Saved data entries:
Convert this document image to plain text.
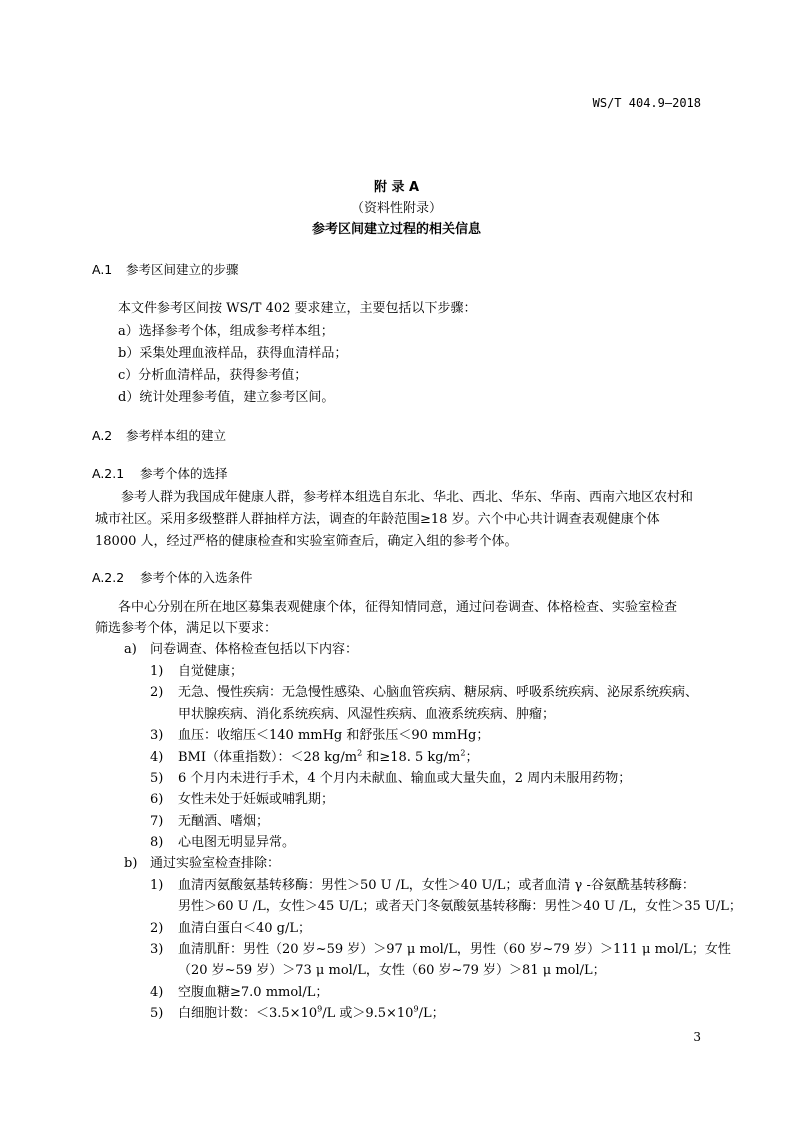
WS/T 404.9—2018
附 录 A
（资料性附录）
参考区间建立过程的相关信息
A.1 参考区间建立的步骤
本文件参考区间按 WS/T 402 要求建立，主要包括以下步骤：
a）选择参考个体，组成参考样本组；
b）采集处理血液样品，获得血清样品；
c）分析血清样品，获得参考值；
d）统计处理参考值，建立参考区间。
A.2 参考样本组的建立
A.2.1 参考个体的选择
参考人群为我国成年健康人群，参考样本组选自东北、华北、西北、华东、华南、西南六地区农村和城市社区。采用多级整群人群抽样方法，调查的年龄范围≥18 岁。六个中心共计调查表观健康个体 18000 人，经过严格的健康检查和实验室筛查后，确定入组的参考个体。
A.2.2 参考个体的入选条件
各中心分别在所在地区募集表观健康个体，征得知情同意，通过问卷调查、体格检查、实验室检查
筛选参考个体，满足以下要求：
a) 问卷调查、体格检查包括以下内容：
1) 自觉健康；
2) 无急、慢性疾病：无急慢性感染、心脑血管疾病、糖尿病、呼吸系统疾病、泌尿系统疾病、
甲状腺疾病、消化系统疾病、风湿性疾病、血液系统疾病、肿瘤；
3) 血压：收缩压＜140 mmHg 和舒张压＜90 mmHg；
4) BMI（体重指数）：＜28 $kg/m^2$ 和≥18. 5 $kg/m^2$；
5) 6 个月内未进行手术，4 个月内未献血、输血或大量失血，2 周内未服用药物；
6) 女性未处于妊娠或哺乳期；
7) 无酗酒、嗜烟；
8) 心电图无明显异常。
b) 通过实验室检查排除：
1) 血清丙氨酸氨基转移酶：男性＞50 U /L，女性＞40 U/L；或者血清 γ -谷氨酰基转移酶：
男性＞60 U /L，女性＞45 U/L；或者天门冬氨酸氨基转移酶：男性＞40 U /L，女性＞35 U/L；
2) 血清白蛋白＜40 g/L；
3) 血清肌酐：男性（20 岁~59 岁）＞97 μ mol/L，男性（60 岁~79 岁）＞111 μ mol/L；女性
（20 岁~59 岁）＞73 μ mol/L，女性（60 岁~79 岁）＞81 μ mol/L；
4) 空腹血糖≥7.0 mmol/L；
5) 白细胞计数：$<3.5\times 10^9/L$ 或$>9.5\times 10^9/L$；
3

BRIEF: Without the pictures, reproduce every line of the records above exactly.

FULL RESPONSE:
Convert this document image to plain text.
WS/T 404.9—2018
附 录 A
（资料性附录）
参考区间建立过程的相关信息
A.1 参考区间建立的步骤
本文件参考区间按 WS/T 402 要求建立，主要包括以下步骤：
a）选择参考个体，组成参考样本组；
b）采集处理血液样品，获得血清样品；
c）分析血清样品，获得参考值；
d）统计处理参考值，建立参考区间。
A.2 参考样本组的建立
A.2.1 参考个体的选择
参考人群为我国成年健康人群，参考样本组选自东北、华北、西北、华东、华南、西南六地区农村和城市社区。采用多级整群人群抽样方法，调查的年龄范围≥18 岁。六个中心共计调查表观健康个体 18000 人，经过严格的健康检查和实验室筛查后，确定入组的参考个体。
A.2.2 参考个体的入选条件
各中心分别在所在地区募集表观健康个体，征得知情同意，通过问卷调查、体格检查、实验室检查
筛选参考个体，满足以下要求：
a) 问卷调查、体格检查包括以下内容：
1) 自觉健康；
2) 无急、慢性疾病：无急慢性感染、心脑血管疾病、糖尿病、呼吸系统疾病、泌尿系统疾病、
甲状腺疾病、消化系统疾病、风湿性疾病、血液系统疾病、肿瘤；
3) 血压：收缩压＜140 mmHg 和舒张压＜90 mmHg；
4) BMI（体重指数）：＜28 $kg/m^2$ 和≥18. 5 $kg/m^2$；
5) 6 个月内未进行手术，4 个月内未献血、输血或大量失血，2 周内未服用药物；
6) 女性未处于妊娠或哺乳期；
7) 无酗酒、嗜烟；
8) 心电图无明显异常。
b) 通过实验室检查排除：
1) 血清丙氨酸氨基转移酶：男性＞50 U /L，女性＞40 U/L；或者血清 γ -谷氨酰基转移酶：
男性＞60 U /L，女性＞45 U/L；或者天门冬氨酸氨基转移酶：男性＞40 U /L，女性＞35 U/L；
2) 血清白蛋白＜40 g/L；
3) 血清肌酐：男性（20 岁~59 岁）＞97 μ mol/L，男性（60 岁~79 岁）＞111 μ mol/L；女性
（20 岁~59 岁）＞73 μ mol/L，女性（60 岁~79 岁）＞81 μ mol/L；
4) 空腹血糖≥7.0 mmol/L；
5) 白细胞计数：$<3.5\times 10^9/L$ 或$>9.5\times 10^9/L$；
3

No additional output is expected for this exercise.